WHAT YOU SHOULD DO
Give the count of lines that include the string "ylabel". Add nothing to it.

***** RECORDS FOR THIS TASK

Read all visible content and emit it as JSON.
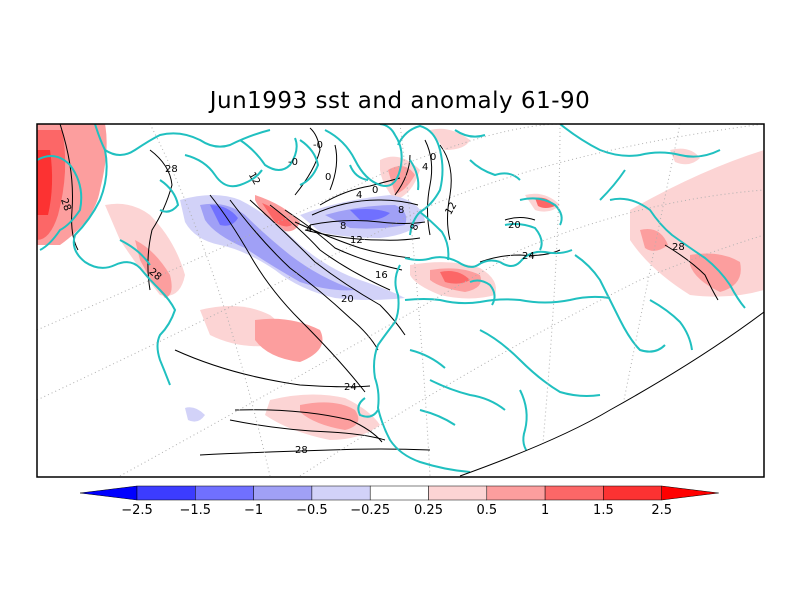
{
  "title": "Jun1993 sst and anomaly 61-90",
  "colorbar": {
    "labels": [
      "-2.5",
      "-1.5",
      "-1",
      "-0.5",
      "-0.25",
      "0.25",
      "0.5",
      "1",
      "1.5",
      "2.5"
    ],
    "colors": [
      "#0000ff",
      "#3c3cff",
      "#7070ff",
      "#a0a0f6",
      "#d2d2f8",
      "#ffffff",
      "#fcd4d4",
      "#fc9e9e",
      "#fc6767",
      "#fc3232",
      "#ff0000"
    ]
  },
  "contour_labels": [
    "28",
    "28",
    "28",
    "28",
    "28",
    "24",
    "24",
    "20",
    "20",
    "16",
    "12",
    "12",
    "12",
    "8",
    "8",
    "8",
    "4",
    "4",
    "4",
    "0",
    "0",
    "0",
    "-0",
    "-0"
  ],
  "colors": {
    "coastline": "#20c0c0",
    "frame": "#000000",
    "contour": "#000000",
    "grid": "#b0b0b0"
  }
}
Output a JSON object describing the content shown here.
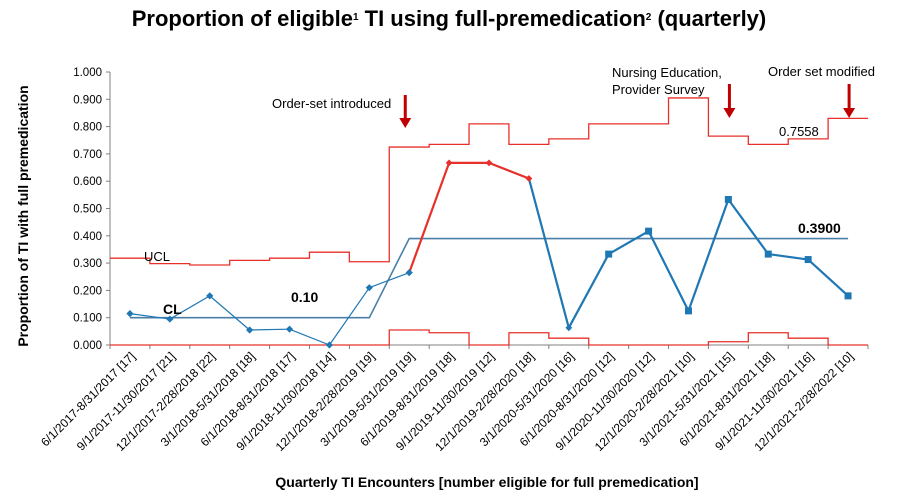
{
  "title_parts": {
    "a": "Proportion of eligible",
    "sup1": "1",
    "b": " TI using full-premedication",
    "sup2": "2",
    "c": " (quarterly)"
  },
  "chart_data": {
    "type": "line",
    "ylabel": "Proportion of TI with full premedication",
    "xlabel": "Quarterly  TI Encounters [number eligible  for full premedication]",
    "ylim": [
      0,
      1.0
    ],
    "yticks": [
      "0.000",
      "0.100",
      "0.200",
      "0.300",
      "0.400",
      "0.500",
      "0.600",
      "0.700",
      "0.800",
      "0.900",
      "1.000"
    ],
    "categories": [
      "6/1/2017-8/31/2017 [17]",
      "9/1/2017-11/30/2017 [21]",
      "12/1/2017-2/28/2018 [22]",
      "3/1/2018-5/31/2018 [18]",
      "6/1/2018-8/31/2018 [17]",
      "9/1/2018-11/30/2018 [14]",
      "12/1/2018-2/28/2019 [19]",
      "3/1/2019-5/31/2019 [19]",
      "6/1/2019-8/31/2019 [18]",
      "9/1/2019-11/30/2019 [12]",
      "12/1/2019-2/28/2020 [18]",
      "3/1/2020-5/31/2020 [16]",
      "6/1/2020-8/31/2020 [12]",
      "9/1/2020-11/30/2020 [12]",
      "12/1/2020-2/28/2021 [10]",
      "3/1/2021-5/31/2021 [15]",
      "6/1/2021-8/31/2021 [18]",
      "9/1/2021-11/30/2021 [16]",
      "12/1/2021-2/28/2022 [10]"
    ],
    "series": [
      {
        "values": [
          0.115,
          0.095,
          0.18,
          0.055,
          0.058,
          0.0,
          0.21,
          0.265,
          0.667,
          0.667,
          0.61,
          0.063,
          0.333,
          0.417,
          0.125,
          0.533,
          0.333,
          0.313,
          0.18
        ]
      }
    ],
    "centerline": {
      "label": "CL",
      "phase1": 0.1,
      "phase2": 0.39,
      "phase1_label": "0.10",
      "phase2_label": "0.3900"
    },
    "ucl": {
      "label": "UCL",
      "values": [
        0.318,
        0.298,
        0.293,
        0.31,
        0.318,
        0.34,
        0.305,
        0.725,
        0.735,
        0.81,
        0.735,
        0.755,
        0.81,
        0.81,
        0.905,
        0.765,
        0.735,
        0.755,
        0.83
      ]
    },
    "lcl": {
      "values": [
        0,
        0,
        0,
        0,
        0,
        0,
        0,
        0.055,
        0.045,
        0,
        0.045,
        0.025,
        0,
        0,
        0,
        0.012,
        0.045,
        0.025,
        0
      ]
    },
    "ucl_value_label": "0.7558",
    "annotations": [
      {
        "text": "Order-set introduced",
        "index": 7
      },
      {
        "text": "Nursing Education,",
        "text2": "Provider Survey",
        "index": 15
      },
      {
        "text": "Order set modified",
        "index": 18
      }
    ],
    "colors": {
      "data": "#1f77b4",
      "control": "#e8302a",
      "special_cause": "#e8302a",
      "centerline": "#4a7fa8",
      "arrow": "#c00000"
    },
    "special_cause_indices": [
      8,
      9,
      10
    ]
  }
}
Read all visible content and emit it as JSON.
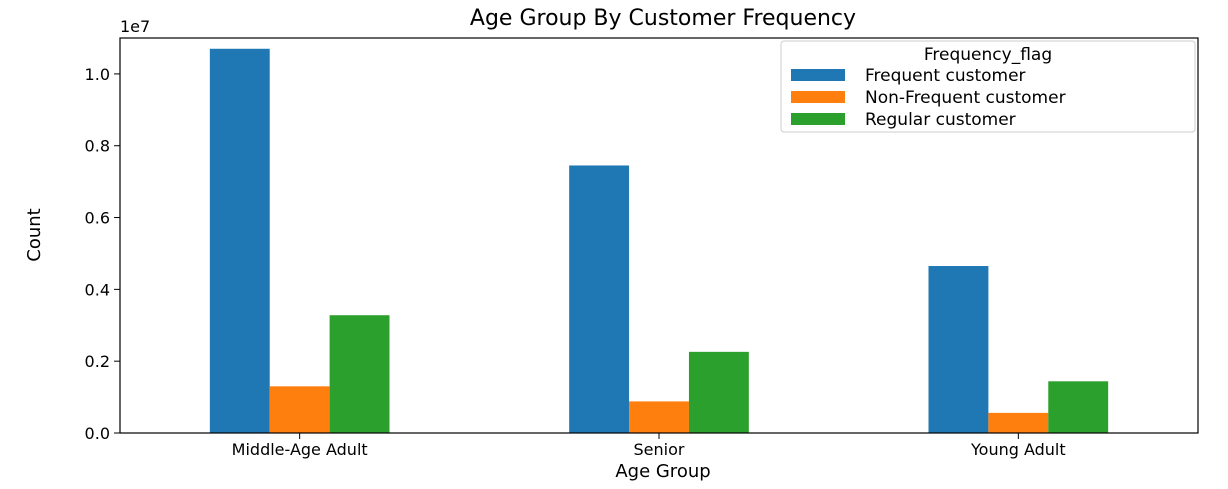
{
  "chart_data": {
    "type": "bar",
    "title": "Age Group By Customer Frequency",
    "xlabel": "Age Group",
    "ylabel": "Count",
    "y_offset_text": "1e7",
    "ylim": [
      0,
      1.1
    ],
    "yticks": [
      0.0,
      0.2,
      0.4,
      0.6,
      0.8,
      1.0
    ],
    "ytick_labels": [
      "0.0",
      "0.2",
      "0.4",
      "0.6",
      "0.8",
      "1.0"
    ],
    "categories": [
      "Middle-Age Adult",
      "Senior",
      "Young Adult"
    ],
    "legend_title": "Frequency_flag",
    "legend_position": "top-right",
    "grid": false,
    "series": [
      {
        "name": "Frequent customer",
        "color": "#1f77b4",
        "values": [
          1.07,
          0.745,
          0.465
        ]
      },
      {
        "name": "Non-Frequent customer",
        "color": "#ff7f0e",
        "values": [
          0.13,
          0.088,
          0.056
        ]
      },
      {
        "name": "Regular customer",
        "color": "#2ca02c",
        "values": [
          0.328,
          0.226,
          0.144
        ]
      }
    ]
  }
}
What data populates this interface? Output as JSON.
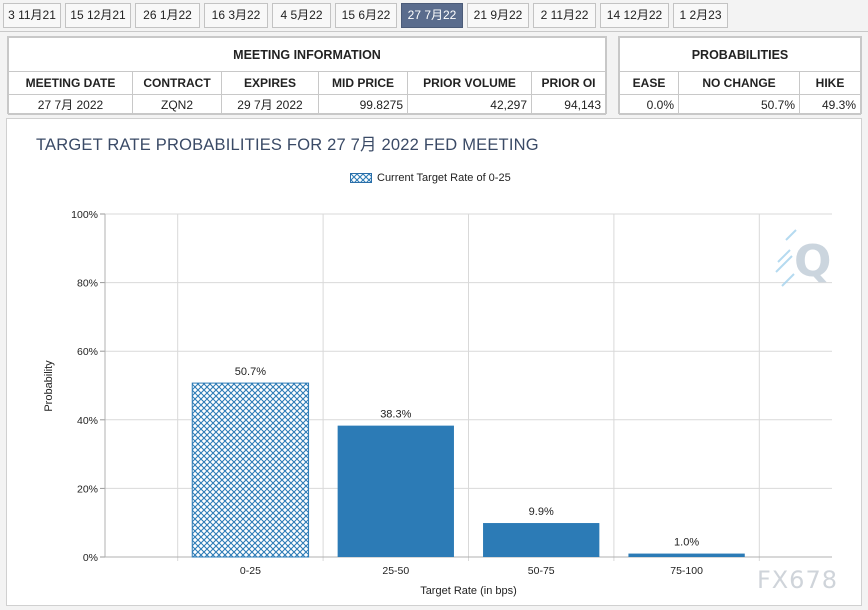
{
  "tabs": [
    {
      "label": "3 11月21",
      "active": false
    },
    {
      "label": "15 12月21",
      "active": false
    },
    {
      "label": "26 1月22",
      "active": false
    },
    {
      "label": "16 3月22",
      "active": false
    },
    {
      "label": "4 5月22",
      "active": false
    },
    {
      "label": "15 6月22",
      "active": false
    },
    {
      "label": "27 7月22",
      "active": true
    },
    {
      "label": "21 9月22",
      "active": false
    },
    {
      "label": "2 11月22",
      "active": false
    },
    {
      "label": "14 12月22",
      "active": false
    },
    {
      "label": "1 2月23",
      "active": false
    }
  ],
  "meeting": {
    "title": "MEETING INFORMATION",
    "headers": [
      "MEETING DATE",
      "CONTRACT",
      "EXPIRES",
      "MID PRICE",
      "PRIOR VOLUME",
      "PRIOR OI"
    ],
    "values": [
      "27 7月 2022",
      "ZQN2",
      "29 7月 2022",
      "99.8275",
      "42,297",
      "94,143"
    ]
  },
  "probabilities": {
    "title": "PROBABILITIES",
    "headers": [
      "EASE",
      "NO CHANGE",
      "HIKE"
    ],
    "values": [
      "0.0%",
      "50.7%",
      "49.3%"
    ]
  },
  "chart_data": {
    "type": "bar",
    "title": "TARGET RATE PROBABILITIES FOR 27 7月 2022 FED MEETING",
    "legend": "Current Target Rate of 0-25",
    "xlabel": "Target Rate (in bps)",
    "ylabel": "Probability",
    "categories": [
      "0-25",
      "25-50",
      "50-75",
      "75-100"
    ],
    "values": [
      50.7,
      38.3,
      9.9,
      1.0
    ],
    "value_labels": [
      "50.7%",
      "38.3%",
      "9.9%",
      "1.0%"
    ],
    "highlight_index": 0,
    "ylim": [
      0,
      100
    ],
    "yticks": [
      "0%",
      "20%",
      "40%",
      "60%",
      "80%",
      "100%"
    ],
    "grid": true,
    "colors": {
      "bar": "#2c7bb6",
      "highlight_hatch": "#2c7bb6",
      "title": "#3a4a66"
    }
  },
  "watermark": "FX678"
}
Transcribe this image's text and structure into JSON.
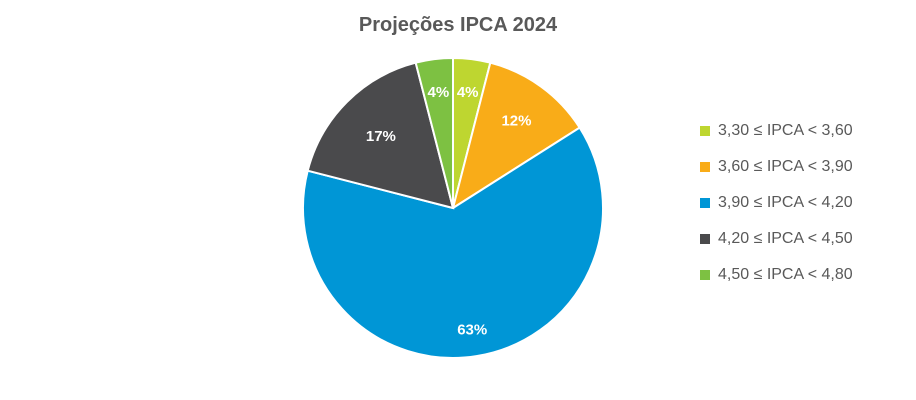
{
  "chart_data": {
    "type": "pie",
    "title": "Projeções IPCA 2024",
    "categories": [
      "3,30 ≤ IPCA < 3,60",
      "3,60 ≤ IPCA < 3,90",
      "3,90 ≤ IPCA < 4,20",
      "4,20 ≤ IPCA < 4,50",
      "4,50 ≤ IPCA < 4,80"
    ],
    "values": [
      4,
      12,
      63,
      17,
      4
    ],
    "value_labels": [
      "4%",
      "12%",
      "63%",
      "17%",
      "4%"
    ],
    "colors": [
      "#BED630",
      "#F9AC18",
      "#0096D6",
      "#4A4A4C",
      "#7DC142"
    ],
    "legend_position": "right"
  }
}
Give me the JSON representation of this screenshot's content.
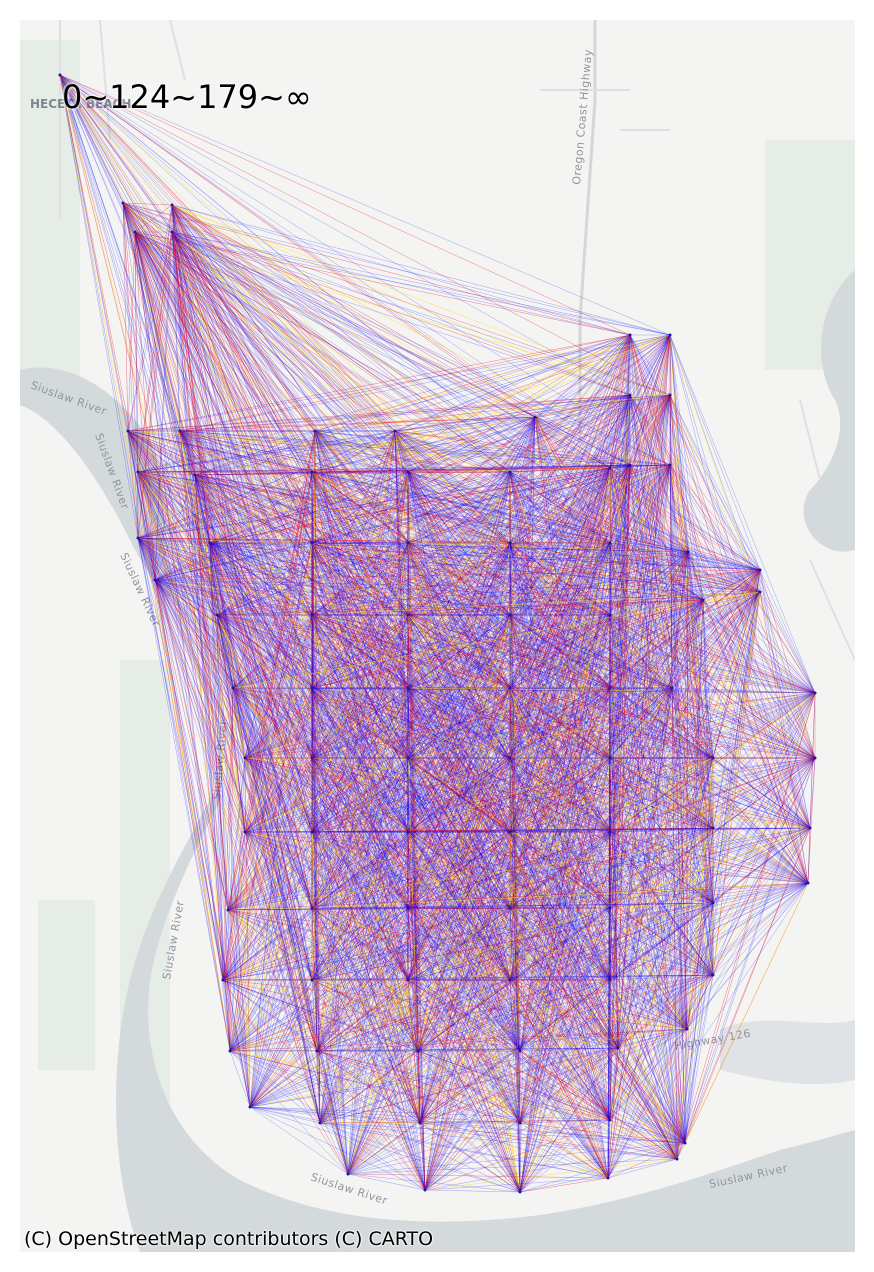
{
  "map": {
    "title": "0~124~179~∞",
    "attribution": "(C) OpenStreetMap contributors (C) CARTO",
    "basemap_labels": {
      "river_1": "Siuslaw River",
      "river_2": "Siuslaw River",
      "river_3": "Siuslaw River",
      "river_4": "Siuslaw River",
      "river_5": "Siuslaw River",
      "river_6": "Siuslaw River",
      "river_7": "Siuslaw River",
      "highway_1": "Oregon Coast Highway",
      "highway_2": "Highway 126",
      "place": "HECETA BEACH"
    },
    "colors": {
      "water": "#d4d9dc",
      "land": "#f4f4f2",
      "park": "#e4ebe4",
      "road": "#dcdcdc",
      "edge_short": "#0000ff",
      "edge_mid": "#e0002a",
      "edge_long": "#ffd700"
    },
    "edge_classes": [
      "0~124",
      "124~179",
      "179~∞"
    ]
  }
}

**********

CORRECT RESPONSE
3